#### Excerpted text
++++++++++++++++++++

3. Liga
- Season: 2017–18
- Dates: 21 July 2017 – 12 May 2018
- Champions: 1. FC Magdeburg
- Promoted: 1. FC Magdeburg SC Paderborn
- Relegated: Werder Bremen II Chemnitzer FC Rot-Weiß Erfurt
- Matches: 380
- Goals: 1,038 (2.73 per match)
- Top goalscorer: Manuel Schäffler (22 goals)
- Biggest home win: Paderborn 7–1 Bremen II
- Biggest away win: Osnabrück 0−5 Paderborn
- Highest scoring: Halle 4−4 Paderborn Paderborn 7–1 Bremen II Wiesbaden 6–2 Münster Rostock 5–3 Köln
- Attendance: 2,348,630 (6,181 per match)

= 2017–18 3. Liga =

10th season of the 3. Liga

The 2017–18 3. Liga was the tenth season of the 3. Liga. It began on 21 July 2017 and concluded on 12 May 2018.

The fixtures were announced on 4 July 2017.

++++++++++++++++++++

#### Stored rows
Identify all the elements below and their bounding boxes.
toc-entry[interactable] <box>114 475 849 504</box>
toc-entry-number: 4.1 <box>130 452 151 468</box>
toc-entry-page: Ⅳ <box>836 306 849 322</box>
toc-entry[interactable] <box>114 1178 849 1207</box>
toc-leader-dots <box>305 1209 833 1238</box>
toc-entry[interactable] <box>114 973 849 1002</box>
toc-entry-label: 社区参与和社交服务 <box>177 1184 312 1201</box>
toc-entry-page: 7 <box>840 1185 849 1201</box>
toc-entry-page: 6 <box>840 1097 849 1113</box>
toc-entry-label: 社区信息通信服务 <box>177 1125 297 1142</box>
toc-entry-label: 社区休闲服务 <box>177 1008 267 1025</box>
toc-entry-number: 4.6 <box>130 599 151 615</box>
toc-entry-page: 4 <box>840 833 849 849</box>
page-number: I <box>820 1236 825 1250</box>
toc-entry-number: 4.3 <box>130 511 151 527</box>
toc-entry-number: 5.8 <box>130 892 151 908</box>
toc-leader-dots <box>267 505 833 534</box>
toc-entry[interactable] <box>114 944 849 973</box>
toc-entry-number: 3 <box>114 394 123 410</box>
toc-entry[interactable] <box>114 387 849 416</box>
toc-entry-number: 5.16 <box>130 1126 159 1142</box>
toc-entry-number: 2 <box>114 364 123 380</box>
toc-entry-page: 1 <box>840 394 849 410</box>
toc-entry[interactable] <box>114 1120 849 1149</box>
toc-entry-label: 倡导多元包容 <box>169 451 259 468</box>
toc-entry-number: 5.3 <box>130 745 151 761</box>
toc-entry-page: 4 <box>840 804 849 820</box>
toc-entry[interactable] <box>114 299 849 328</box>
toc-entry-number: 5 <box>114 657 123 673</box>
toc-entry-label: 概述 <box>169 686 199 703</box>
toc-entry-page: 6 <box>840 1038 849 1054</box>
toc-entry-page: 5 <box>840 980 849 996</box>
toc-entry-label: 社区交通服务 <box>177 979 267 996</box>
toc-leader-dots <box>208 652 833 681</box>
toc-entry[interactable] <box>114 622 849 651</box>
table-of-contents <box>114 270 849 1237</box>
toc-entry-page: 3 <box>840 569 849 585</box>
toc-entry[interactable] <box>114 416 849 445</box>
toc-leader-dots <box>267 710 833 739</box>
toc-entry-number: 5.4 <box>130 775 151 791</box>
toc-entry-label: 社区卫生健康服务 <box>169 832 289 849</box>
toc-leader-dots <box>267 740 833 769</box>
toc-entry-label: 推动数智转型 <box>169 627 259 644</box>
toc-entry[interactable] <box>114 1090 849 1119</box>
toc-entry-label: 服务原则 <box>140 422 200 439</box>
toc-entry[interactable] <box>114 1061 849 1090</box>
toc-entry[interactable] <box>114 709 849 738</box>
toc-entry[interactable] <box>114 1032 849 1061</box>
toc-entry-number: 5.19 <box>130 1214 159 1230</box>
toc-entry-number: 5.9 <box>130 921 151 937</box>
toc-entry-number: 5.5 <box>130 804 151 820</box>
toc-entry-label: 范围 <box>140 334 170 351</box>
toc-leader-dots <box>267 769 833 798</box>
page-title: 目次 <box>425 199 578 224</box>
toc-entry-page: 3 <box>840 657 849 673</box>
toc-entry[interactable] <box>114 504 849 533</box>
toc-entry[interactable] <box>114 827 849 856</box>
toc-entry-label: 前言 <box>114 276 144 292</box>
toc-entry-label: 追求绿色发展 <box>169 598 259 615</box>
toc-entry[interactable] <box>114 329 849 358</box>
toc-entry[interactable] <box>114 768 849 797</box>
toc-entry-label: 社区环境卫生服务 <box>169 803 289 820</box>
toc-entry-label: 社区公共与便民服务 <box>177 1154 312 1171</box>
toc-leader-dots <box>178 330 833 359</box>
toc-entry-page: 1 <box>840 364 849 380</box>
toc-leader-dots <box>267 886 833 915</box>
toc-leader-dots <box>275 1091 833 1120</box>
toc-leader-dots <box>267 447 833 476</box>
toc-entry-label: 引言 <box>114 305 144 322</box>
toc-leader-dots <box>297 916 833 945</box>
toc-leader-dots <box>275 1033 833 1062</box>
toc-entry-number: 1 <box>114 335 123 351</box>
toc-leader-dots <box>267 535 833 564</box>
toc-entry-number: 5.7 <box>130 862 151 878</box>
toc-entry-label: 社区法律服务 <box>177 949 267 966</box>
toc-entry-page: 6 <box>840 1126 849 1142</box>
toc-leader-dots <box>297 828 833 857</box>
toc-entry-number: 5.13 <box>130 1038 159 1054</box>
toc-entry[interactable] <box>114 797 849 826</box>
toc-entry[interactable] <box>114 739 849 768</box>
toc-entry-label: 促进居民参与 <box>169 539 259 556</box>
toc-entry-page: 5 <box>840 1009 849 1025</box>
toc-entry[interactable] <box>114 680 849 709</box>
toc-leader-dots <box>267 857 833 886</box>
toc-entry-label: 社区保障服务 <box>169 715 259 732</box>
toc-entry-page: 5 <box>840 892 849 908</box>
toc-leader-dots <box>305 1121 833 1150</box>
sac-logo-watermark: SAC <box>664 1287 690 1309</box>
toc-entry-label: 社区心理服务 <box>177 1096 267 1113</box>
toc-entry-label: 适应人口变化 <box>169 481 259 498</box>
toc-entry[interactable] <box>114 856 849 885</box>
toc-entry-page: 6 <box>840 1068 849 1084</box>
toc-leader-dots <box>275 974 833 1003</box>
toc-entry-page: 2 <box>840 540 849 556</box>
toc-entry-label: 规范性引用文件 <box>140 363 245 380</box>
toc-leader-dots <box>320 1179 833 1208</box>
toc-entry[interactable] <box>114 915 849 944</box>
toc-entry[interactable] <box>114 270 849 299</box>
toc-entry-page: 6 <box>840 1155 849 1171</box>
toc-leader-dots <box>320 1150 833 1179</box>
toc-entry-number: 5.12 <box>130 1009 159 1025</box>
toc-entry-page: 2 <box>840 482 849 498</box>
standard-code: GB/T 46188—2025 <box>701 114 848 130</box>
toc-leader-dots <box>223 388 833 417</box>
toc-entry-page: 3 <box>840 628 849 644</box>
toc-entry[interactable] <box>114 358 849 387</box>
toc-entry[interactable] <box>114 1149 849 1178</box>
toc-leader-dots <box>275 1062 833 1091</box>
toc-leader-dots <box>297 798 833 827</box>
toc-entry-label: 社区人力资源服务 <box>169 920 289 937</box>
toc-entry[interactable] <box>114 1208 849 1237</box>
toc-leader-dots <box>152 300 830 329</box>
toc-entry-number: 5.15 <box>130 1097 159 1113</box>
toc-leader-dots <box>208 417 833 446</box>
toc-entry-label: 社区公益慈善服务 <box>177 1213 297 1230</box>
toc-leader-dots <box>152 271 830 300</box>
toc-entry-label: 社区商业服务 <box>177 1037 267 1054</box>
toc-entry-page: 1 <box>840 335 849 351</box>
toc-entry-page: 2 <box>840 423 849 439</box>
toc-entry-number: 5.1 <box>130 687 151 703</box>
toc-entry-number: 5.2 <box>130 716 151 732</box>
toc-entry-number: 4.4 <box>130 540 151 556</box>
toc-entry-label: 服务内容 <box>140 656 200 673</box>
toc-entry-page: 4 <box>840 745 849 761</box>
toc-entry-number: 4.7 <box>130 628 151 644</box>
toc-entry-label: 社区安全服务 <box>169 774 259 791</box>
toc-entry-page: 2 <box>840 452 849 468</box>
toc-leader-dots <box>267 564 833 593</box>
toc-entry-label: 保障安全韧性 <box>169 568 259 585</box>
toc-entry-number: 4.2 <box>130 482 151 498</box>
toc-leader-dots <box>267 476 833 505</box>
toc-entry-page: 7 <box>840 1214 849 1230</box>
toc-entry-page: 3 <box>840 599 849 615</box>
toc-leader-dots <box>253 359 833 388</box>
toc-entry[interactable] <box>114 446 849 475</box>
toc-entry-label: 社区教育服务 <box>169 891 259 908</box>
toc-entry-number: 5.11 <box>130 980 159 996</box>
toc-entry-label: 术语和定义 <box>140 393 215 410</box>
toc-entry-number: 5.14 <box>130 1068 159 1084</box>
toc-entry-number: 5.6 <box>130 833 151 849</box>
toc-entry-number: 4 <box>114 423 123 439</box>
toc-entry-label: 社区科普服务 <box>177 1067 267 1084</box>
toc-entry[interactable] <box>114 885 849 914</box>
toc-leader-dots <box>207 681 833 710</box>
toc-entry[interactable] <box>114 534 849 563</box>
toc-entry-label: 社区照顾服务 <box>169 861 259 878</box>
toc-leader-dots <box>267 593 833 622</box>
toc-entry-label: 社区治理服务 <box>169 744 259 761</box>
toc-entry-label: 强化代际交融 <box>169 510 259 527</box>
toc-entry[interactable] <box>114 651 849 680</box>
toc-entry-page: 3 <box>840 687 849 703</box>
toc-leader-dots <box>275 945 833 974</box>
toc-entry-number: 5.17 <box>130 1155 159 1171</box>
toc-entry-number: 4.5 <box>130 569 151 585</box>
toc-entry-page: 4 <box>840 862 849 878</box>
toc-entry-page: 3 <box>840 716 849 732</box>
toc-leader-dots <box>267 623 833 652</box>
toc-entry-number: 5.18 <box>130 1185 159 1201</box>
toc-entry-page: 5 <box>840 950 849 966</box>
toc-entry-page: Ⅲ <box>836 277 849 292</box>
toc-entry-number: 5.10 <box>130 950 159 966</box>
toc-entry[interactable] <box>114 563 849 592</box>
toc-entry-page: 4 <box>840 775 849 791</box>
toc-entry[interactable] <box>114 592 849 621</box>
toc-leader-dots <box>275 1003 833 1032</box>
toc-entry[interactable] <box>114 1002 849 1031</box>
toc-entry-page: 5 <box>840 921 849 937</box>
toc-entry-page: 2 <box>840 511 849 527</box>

++++++++++++++++++++

#### What you need to do
Print, word for word, the passage of the 3. Liga season summary that opens with the words containing "- Top goalscorer: Manuel" and closes with "4 July 2017.". Rely solely on the 3. Liga season summary above, not on the listing.

#### Result for this exercise
- Top goalscorer: Manuel Schäffler (22 goals)
- Biggest home win: Paderborn 7–1 Bremen II
- Biggest away win: Osnabrück 0−5 Paderborn
- Highest scoring: Halle 4−4 Paderborn Paderborn 7–1 Bremen II Wiesbaden 6–2 Münster Rostock 5–3 Köln
- Attendance: 2,348,630 (6,181 per match)

= 2017–18 3. Liga =

10th season of the 3. Liga

The 2017–18 3. Liga was the tenth season of the 3. Liga. It began on 21 July 2017 and concluded on 12 May 2018.

The fixtures were announced on 4 July 2017.